Lines of data:
-- start --

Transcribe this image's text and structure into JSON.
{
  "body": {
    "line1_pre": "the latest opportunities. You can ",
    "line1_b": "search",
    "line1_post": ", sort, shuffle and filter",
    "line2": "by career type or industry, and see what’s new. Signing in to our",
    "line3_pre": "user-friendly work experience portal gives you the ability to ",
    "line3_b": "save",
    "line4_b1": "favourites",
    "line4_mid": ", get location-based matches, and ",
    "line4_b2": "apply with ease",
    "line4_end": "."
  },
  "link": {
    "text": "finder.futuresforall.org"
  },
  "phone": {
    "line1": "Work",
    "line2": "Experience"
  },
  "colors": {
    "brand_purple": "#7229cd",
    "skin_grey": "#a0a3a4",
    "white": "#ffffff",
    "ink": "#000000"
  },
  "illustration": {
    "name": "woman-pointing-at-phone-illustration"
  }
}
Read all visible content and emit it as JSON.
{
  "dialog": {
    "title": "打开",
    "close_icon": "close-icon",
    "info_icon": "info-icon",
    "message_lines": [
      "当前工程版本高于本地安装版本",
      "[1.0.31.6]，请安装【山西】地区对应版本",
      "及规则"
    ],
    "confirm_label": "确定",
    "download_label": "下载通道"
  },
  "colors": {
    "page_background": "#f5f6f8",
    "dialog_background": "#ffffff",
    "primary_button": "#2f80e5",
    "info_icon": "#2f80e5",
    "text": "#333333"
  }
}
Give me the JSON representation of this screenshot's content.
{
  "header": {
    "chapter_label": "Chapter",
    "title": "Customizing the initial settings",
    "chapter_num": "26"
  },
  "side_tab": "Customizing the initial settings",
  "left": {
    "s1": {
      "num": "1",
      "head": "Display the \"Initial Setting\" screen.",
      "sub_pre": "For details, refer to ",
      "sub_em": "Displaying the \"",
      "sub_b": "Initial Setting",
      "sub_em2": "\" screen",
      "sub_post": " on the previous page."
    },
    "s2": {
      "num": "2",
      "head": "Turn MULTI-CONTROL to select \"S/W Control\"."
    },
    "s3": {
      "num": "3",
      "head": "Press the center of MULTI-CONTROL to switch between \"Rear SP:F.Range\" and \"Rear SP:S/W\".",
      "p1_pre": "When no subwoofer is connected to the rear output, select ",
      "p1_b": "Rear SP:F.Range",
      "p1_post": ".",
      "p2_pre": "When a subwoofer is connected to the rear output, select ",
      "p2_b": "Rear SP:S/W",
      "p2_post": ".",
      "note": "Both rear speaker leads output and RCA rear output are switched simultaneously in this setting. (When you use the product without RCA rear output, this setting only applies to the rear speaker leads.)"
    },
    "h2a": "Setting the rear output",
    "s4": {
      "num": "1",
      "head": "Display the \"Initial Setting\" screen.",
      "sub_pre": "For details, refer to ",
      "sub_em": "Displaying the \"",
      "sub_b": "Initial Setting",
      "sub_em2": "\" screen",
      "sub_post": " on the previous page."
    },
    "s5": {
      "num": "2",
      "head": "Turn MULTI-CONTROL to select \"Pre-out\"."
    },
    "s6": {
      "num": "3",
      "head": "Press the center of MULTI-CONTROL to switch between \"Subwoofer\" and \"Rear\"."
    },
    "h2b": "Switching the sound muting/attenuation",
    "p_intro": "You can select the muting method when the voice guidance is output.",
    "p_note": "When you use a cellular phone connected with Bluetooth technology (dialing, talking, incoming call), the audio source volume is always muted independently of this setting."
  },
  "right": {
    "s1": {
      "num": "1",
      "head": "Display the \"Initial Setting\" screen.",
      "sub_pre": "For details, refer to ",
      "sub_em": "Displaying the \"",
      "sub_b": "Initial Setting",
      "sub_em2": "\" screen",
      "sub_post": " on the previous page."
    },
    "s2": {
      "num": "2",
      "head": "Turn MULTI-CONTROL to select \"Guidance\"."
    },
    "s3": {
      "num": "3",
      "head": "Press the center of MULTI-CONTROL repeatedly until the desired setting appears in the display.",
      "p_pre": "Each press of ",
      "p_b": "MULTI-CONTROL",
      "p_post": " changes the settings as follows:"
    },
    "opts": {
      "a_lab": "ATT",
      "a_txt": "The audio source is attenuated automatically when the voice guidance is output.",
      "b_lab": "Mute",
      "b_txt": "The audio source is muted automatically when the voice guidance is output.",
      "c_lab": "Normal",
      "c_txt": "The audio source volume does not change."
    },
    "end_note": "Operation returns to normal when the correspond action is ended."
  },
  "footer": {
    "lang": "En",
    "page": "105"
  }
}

-- end --

STATED TASK:
Make an exact copy of the listing, including every line.

SOLUTION FOR THIS PROBLEM:
Transcribe this image's text and structure into JSON.
{
  "body": {
    "line1_pre": "the latest opportunities. You can ",
    "line1_b": "search",
    "line1_post": ", sort, shuffle and filter",
    "line2": "by career type or industry, and see what’s new. Signing in to our",
    "line3_pre": "user-friendly work experience portal gives you the ability to ",
    "line3_b": "save",
    "line4_b1": "favourites",
    "line4_mid": ", get location-based matches, and ",
    "line4_b2": "apply with ease",
    "line4_end": "."
  },
  "link": {
    "text": "finder.futuresforall.org"
  },
  "phone": {
    "line1": "Work",
    "line2": "Experience"
  },
  "colors": {
    "brand_purple": "#7229cd",
    "skin_grey": "#a0a3a4",
    "white": "#ffffff",
    "ink": "#000000"
  },
  "illustration": {
    "name": "woman-pointing-at-phone-illustration"
  }
}
Read all visible content and emit it as JSON.
{
  "dialog": {
    "title": "打开",
    "close_icon": "close-icon",
    "info_icon": "info-icon",
    "message_lines": [
      "当前工程版本高于本地安装版本",
      "[1.0.31.6]，请安装【山西】地区对应版本",
      "及规则"
    ],
    "confirm_label": "确定",
    "download_label": "下载通道"
  },
  "colors": {
    "page_background": "#f5f6f8",
    "dialog_background": "#ffffff",
    "primary_button": "#2f80e5",
    "info_icon": "#2f80e5",
    "text": "#333333"
  }
}
Give me the JSON representation of this screenshot's content.
{
  "header": {
    "chapter_label": "Chapter",
    "title": "Customizing the initial settings",
    "chapter_num": "26"
  },
  "side_tab": "Customizing the initial settings",
  "left": {
    "s1": {
      "num": "1",
      "head": "Display the \"Initial Setting\" screen.",
      "sub_pre": "For details, refer to ",
      "sub_em": "Displaying the \"",
      "sub_b": "Initial Setting",
      "sub_em2": "\" screen",
      "sub_post": " on the previous page."
    },
    "s2": {
      "num": "2",
      "head": "Turn MULTI-CONTROL to select \"S/W Control\"."
    },
    "s3": {
      "num": "3",
      "head": "Press the center of MULTI-CONTROL to switch between \"Rear SP:F.Range\" and \"Rear SP:S/W\".",
      "p1_pre": "When no subwoofer is connected to the rear output, select ",
      "p1_b": "Rear SP:F.Range",
      "p1_post": ".",
      "p2_pre": "When a subwoofer is connected to the rear output, select ",
      "p2_b": "Rear SP:S/W",
      "p2_post": ".",
      "note": "Both rear speaker leads output and RCA rear output are switched simultaneously in this setting. (When you use the product without RCA rear output, this setting only applies to the rear speaker leads.)"
    },
    "h2a": "Setting the rear output",
    "s4": {
      "num": "1",
      "head": "Display the \"Initial Setting\" screen.",
      "sub_pre": "For details, refer to ",
      "sub_em": "Displaying the \"",
      "sub_b": "Initial Setting",
      "sub_em2": "\" screen",
      "sub_post": " on the previous page."
    },
    "s5": {
      "num": "2",
      "head": "Turn MULTI-CONTROL to select \"Pre-out\"."
    },
    "s6": {
      "num": "3",
      "head": "Press the center of MULTI-CONTROL to switch between \"Subwoofer\" and \"Rear\"."
    },
    "h2b": "Switching the sound muting/attenuation",
    "p_intro": "You can select the muting method when the voice guidance is output.",
    "p_note": "When you use a cellular phone connected with Bluetooth technology (dialing, talking, incoming call), the audio source volume is always muted independently of this setting."
  },
  "right": {
    "s1": {
      "num": "1",
      "head": "Display the \"Initial Setting\" screen.",
      "sub_pre": "For details, refer to ",
      "sub_em": "Displaying the \"",
      "sub_b": "Initial Setting",
      "sub_em2": "\" screen",
      "sub_post": " on the previous page."
    },
    "s2": {
      "num": "2",
      "head": "Turn MULTI-CONTROL to select \"Guidance\"."
    },
    "s3": {
      "num": "3",
      "head": "Press the center of MULTI-CONTROL repeatedly until the desired setting appears in the display.",
      "p_pre": "Each press of ",
      "p_b": "MULTI-CONTROL",
      "p_post": " changes the settings as follows:"
    },
    "opts": {
      "a_lab": "ATT",
      "a_txt": "The audio source is attenuated automatically when the voice guidance is output.",
      "b_lab": "Mute",
      "b_txt": "The audio source is muted automatically when the voice guidance is output.",
      "c_lab": "Normal",
      "c_txt": "The audio source volume does not change."
    },
    "end_note": "Operation returns to normal when the correspond action is ended."
  },
  "footer": {
    "lang": "En",
    "page": "105"
  }
}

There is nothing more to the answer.